Goal: Copy out every line in which the string "xlabel" occurs.

Records provided:
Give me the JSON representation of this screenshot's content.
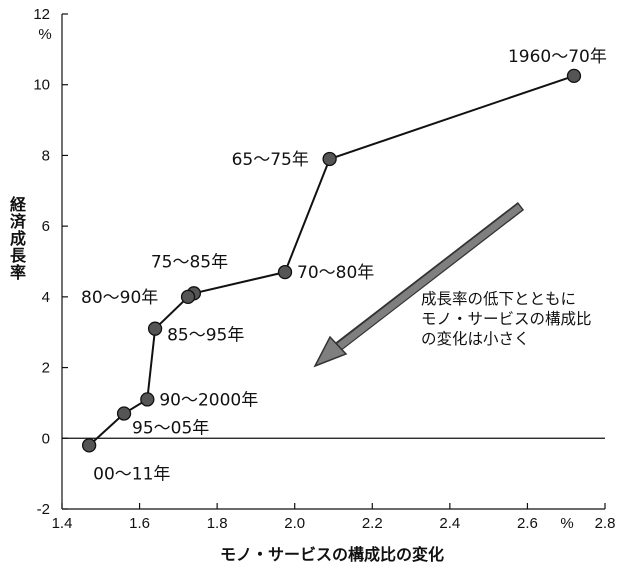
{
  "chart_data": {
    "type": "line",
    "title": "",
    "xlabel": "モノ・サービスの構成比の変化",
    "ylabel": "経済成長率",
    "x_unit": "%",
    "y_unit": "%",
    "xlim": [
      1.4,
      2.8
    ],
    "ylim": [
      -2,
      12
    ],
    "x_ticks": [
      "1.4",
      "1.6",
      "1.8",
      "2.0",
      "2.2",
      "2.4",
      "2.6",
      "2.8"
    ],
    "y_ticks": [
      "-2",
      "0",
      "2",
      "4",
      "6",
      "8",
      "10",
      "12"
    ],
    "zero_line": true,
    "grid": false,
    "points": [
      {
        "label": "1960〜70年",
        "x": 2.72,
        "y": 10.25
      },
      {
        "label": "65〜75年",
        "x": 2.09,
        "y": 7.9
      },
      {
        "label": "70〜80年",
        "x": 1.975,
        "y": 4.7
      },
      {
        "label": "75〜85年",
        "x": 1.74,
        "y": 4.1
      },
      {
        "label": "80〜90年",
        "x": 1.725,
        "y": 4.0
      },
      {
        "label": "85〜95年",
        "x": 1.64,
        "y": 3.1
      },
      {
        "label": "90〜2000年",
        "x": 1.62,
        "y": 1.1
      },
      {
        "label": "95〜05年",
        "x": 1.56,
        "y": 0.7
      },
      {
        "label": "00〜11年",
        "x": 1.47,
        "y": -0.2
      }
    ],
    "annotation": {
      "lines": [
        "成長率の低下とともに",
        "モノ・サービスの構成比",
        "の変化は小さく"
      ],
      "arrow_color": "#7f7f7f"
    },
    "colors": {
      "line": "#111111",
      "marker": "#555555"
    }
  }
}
---
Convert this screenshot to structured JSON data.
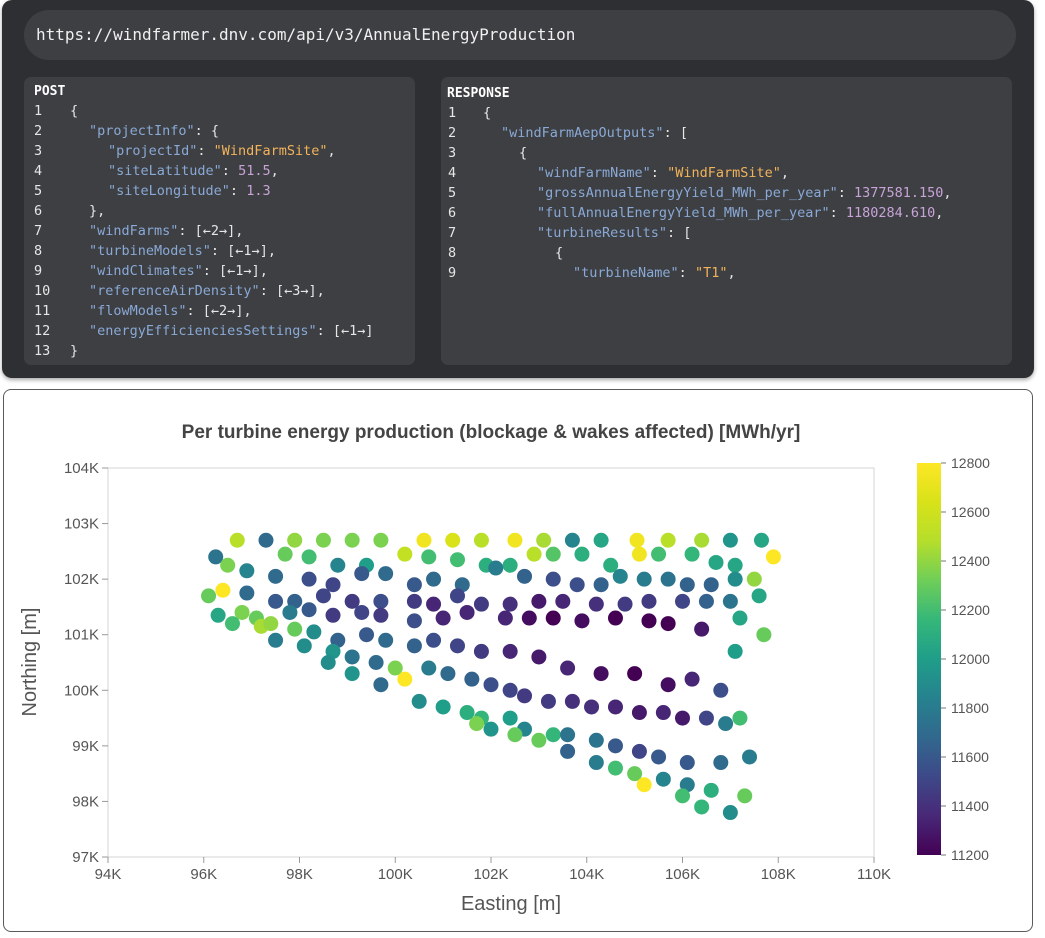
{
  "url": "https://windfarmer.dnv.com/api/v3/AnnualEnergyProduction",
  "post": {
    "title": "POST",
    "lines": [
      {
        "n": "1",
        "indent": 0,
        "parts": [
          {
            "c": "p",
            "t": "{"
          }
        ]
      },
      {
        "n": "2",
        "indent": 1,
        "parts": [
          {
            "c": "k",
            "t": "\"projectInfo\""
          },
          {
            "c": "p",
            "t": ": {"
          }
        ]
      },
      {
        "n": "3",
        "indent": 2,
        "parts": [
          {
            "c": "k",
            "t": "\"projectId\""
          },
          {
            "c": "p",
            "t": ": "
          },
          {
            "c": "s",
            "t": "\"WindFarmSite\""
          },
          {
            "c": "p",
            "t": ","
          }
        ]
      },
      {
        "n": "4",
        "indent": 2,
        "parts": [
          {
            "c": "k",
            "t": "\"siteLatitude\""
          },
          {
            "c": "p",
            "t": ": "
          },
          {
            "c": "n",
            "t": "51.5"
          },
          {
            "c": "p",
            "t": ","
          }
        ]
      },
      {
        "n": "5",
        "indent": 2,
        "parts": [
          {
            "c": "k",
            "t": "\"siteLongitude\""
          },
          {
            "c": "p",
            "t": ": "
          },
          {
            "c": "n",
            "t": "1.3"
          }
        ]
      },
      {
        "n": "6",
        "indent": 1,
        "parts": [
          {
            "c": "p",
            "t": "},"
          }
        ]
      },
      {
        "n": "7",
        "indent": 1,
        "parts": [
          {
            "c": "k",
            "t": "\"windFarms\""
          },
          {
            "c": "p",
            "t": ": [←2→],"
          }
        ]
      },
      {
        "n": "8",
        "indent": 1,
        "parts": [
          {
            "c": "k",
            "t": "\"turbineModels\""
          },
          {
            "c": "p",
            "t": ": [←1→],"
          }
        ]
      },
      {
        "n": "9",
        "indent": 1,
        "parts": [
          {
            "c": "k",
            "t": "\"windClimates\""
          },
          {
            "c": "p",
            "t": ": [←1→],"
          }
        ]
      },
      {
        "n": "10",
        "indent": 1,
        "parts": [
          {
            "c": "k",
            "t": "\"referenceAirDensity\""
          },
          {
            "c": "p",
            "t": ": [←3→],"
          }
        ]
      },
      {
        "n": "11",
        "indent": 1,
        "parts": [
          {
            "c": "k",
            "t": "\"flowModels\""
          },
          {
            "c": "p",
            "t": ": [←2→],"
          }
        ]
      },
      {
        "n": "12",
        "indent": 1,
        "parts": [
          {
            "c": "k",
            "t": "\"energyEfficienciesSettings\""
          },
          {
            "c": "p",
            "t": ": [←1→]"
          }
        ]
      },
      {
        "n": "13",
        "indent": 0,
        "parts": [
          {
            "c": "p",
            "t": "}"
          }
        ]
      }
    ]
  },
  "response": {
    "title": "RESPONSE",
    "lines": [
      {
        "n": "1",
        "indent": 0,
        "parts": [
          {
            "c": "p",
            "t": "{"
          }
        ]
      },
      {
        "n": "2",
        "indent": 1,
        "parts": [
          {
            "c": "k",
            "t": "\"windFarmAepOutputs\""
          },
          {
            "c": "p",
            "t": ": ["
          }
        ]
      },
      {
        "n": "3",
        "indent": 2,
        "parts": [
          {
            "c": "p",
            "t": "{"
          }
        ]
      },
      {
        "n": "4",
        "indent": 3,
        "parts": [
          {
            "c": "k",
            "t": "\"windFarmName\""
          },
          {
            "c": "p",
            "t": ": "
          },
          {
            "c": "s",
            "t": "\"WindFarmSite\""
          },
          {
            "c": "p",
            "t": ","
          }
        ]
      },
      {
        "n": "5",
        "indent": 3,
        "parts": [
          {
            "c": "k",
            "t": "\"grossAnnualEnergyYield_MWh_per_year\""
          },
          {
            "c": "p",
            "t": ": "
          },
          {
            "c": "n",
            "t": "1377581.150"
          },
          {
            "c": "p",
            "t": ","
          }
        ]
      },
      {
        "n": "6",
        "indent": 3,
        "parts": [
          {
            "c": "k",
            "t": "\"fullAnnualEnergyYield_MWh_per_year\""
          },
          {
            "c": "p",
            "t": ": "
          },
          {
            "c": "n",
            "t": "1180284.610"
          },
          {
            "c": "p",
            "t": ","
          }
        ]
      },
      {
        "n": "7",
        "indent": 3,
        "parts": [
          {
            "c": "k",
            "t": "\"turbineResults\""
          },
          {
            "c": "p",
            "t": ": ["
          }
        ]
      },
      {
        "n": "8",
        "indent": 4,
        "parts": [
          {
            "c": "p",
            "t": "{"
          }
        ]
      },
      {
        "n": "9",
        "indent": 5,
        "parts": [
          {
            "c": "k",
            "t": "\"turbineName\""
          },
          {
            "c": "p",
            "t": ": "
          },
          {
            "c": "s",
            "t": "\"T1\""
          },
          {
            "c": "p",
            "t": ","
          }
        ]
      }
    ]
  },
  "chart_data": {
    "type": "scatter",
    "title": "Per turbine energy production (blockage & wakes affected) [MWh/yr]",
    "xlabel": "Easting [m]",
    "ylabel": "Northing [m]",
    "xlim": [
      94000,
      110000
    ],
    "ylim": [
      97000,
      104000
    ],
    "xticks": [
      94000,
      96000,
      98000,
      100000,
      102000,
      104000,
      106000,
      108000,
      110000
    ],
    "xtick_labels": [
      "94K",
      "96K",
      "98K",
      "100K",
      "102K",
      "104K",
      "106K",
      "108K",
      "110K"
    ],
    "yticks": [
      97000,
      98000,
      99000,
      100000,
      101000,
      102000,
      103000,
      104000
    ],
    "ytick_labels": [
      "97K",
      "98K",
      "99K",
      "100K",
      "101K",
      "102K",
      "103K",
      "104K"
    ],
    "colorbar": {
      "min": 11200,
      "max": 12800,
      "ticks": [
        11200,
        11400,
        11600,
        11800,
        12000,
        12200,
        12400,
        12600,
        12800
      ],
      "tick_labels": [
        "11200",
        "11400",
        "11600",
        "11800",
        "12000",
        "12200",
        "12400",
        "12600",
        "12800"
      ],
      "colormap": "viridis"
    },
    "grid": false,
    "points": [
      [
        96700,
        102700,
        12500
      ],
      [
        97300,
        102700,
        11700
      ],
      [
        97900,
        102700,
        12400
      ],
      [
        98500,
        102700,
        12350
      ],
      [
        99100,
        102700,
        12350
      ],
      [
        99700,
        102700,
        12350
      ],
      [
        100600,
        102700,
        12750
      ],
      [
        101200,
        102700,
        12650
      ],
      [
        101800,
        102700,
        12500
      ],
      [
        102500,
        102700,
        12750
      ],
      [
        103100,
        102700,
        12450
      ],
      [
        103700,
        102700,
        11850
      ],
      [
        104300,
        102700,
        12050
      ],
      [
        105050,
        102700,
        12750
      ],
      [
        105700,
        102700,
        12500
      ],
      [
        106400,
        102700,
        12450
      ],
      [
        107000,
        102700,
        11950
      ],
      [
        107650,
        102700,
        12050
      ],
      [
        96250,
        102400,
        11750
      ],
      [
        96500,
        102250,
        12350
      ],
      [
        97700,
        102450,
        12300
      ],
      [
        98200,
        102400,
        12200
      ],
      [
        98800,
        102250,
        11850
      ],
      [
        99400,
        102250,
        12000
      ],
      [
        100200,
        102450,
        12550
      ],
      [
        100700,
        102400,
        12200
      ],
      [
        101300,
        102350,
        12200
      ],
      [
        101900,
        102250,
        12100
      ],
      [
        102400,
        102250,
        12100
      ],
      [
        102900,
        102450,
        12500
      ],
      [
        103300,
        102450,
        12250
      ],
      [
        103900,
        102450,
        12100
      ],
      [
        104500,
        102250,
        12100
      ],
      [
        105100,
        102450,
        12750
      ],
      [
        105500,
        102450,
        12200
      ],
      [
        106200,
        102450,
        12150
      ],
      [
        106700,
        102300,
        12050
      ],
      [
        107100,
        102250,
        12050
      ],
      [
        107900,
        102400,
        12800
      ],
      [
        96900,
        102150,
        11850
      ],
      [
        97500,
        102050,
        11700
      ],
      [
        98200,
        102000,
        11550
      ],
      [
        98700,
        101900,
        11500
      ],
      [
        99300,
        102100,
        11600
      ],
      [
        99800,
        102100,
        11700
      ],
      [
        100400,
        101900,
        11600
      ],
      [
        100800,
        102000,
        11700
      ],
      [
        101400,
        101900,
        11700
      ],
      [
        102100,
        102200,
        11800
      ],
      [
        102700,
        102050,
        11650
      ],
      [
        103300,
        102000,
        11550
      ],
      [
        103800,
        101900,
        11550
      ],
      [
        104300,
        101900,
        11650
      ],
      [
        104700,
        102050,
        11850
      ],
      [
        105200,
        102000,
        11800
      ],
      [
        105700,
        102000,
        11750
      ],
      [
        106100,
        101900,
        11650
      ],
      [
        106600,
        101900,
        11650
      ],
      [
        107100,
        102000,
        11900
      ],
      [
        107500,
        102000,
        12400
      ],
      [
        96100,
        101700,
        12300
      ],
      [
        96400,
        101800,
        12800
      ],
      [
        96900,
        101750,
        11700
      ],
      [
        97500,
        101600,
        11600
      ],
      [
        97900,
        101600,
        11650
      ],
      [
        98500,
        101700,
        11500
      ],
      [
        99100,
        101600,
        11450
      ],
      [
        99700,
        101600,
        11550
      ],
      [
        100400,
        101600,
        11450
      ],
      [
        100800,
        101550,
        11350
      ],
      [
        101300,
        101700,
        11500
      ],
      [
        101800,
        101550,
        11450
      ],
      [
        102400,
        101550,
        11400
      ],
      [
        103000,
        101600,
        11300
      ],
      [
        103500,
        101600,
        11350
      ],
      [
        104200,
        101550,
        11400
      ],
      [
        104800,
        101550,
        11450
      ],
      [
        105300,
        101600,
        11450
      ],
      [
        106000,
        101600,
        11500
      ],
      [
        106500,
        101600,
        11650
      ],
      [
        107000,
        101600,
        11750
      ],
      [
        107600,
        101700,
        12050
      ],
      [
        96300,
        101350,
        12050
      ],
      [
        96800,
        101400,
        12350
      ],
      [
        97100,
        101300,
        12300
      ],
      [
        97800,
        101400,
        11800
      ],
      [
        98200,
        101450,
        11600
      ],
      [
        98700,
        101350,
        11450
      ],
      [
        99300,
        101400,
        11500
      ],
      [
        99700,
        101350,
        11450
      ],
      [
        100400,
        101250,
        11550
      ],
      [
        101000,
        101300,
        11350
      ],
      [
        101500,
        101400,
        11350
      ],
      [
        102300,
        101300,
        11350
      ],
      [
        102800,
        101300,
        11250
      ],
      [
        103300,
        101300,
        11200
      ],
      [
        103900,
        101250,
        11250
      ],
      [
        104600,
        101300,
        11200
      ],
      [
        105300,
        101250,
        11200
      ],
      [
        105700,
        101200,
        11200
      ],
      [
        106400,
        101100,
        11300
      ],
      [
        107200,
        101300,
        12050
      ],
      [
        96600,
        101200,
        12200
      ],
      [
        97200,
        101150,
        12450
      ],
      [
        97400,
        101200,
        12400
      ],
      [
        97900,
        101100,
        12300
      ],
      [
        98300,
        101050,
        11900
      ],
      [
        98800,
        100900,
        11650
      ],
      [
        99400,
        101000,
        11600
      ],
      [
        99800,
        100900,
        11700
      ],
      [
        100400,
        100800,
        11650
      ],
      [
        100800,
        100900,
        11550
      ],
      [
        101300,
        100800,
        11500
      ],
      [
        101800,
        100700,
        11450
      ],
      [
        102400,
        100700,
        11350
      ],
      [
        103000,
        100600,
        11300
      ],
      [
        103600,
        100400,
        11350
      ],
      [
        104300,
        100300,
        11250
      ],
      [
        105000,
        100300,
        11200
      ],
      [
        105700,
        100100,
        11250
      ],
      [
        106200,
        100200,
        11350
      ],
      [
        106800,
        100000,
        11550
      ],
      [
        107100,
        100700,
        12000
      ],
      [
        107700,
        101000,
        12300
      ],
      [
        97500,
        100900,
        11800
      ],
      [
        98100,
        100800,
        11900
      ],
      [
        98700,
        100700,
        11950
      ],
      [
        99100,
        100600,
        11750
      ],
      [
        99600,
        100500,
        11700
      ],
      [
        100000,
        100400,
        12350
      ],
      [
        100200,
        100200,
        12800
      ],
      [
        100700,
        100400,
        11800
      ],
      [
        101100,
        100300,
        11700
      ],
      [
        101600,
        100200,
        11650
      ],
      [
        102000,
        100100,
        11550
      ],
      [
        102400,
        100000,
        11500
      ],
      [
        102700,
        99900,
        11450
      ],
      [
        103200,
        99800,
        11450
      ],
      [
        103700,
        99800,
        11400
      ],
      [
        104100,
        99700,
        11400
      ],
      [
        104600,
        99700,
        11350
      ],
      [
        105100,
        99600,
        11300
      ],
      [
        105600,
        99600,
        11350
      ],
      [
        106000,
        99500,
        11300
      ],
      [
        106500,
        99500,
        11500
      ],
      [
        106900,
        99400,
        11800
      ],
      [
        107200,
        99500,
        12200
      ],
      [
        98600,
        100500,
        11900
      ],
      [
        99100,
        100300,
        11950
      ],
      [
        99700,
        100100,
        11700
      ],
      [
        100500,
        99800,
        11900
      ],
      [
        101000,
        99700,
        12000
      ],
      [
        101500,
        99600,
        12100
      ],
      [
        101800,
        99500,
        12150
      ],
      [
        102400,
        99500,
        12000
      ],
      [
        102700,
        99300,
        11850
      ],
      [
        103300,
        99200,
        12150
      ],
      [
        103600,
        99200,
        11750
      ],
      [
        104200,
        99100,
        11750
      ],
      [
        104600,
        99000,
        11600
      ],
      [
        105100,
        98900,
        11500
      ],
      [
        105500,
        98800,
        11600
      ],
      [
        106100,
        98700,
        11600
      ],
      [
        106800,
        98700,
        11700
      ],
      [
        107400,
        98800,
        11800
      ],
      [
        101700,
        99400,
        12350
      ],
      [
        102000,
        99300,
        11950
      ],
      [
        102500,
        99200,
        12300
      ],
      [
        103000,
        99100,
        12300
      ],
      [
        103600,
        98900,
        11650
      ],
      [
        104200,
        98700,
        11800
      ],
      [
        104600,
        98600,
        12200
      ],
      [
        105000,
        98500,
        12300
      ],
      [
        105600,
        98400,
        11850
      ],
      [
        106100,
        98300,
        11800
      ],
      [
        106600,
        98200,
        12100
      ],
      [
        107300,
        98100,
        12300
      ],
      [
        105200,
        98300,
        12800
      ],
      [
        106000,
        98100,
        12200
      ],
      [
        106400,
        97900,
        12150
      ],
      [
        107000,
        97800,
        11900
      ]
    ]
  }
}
--
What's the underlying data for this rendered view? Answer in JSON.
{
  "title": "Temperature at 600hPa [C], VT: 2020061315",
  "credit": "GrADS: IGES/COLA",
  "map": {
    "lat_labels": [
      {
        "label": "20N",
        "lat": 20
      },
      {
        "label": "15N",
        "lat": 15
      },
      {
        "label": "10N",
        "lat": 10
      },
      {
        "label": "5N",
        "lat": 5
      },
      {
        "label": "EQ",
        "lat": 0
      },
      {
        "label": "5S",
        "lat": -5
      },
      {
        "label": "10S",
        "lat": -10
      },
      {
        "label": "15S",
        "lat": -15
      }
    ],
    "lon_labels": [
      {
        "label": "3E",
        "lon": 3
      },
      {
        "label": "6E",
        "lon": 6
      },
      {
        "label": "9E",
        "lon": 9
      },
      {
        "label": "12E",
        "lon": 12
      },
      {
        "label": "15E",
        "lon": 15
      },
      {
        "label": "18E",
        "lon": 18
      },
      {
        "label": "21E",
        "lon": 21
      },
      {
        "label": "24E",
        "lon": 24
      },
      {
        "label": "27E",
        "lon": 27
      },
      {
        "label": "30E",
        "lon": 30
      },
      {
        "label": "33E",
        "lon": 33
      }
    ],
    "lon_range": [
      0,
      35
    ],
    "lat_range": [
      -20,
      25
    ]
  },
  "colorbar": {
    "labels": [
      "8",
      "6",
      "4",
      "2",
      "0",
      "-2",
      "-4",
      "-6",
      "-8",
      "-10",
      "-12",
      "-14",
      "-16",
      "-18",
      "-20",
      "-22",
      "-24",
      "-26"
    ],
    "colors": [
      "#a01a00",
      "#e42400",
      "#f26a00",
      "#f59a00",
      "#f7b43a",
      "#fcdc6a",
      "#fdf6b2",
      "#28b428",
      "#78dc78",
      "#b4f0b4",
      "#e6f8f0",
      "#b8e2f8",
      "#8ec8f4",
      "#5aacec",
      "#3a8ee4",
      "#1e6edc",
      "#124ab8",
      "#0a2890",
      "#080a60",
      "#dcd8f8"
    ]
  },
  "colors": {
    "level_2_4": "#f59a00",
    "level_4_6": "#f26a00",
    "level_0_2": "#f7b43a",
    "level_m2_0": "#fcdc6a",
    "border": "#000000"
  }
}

Right answer:
    "xlabel": "モノ・サービスの構成比の変化",
    "xlabel": "Easting [m]",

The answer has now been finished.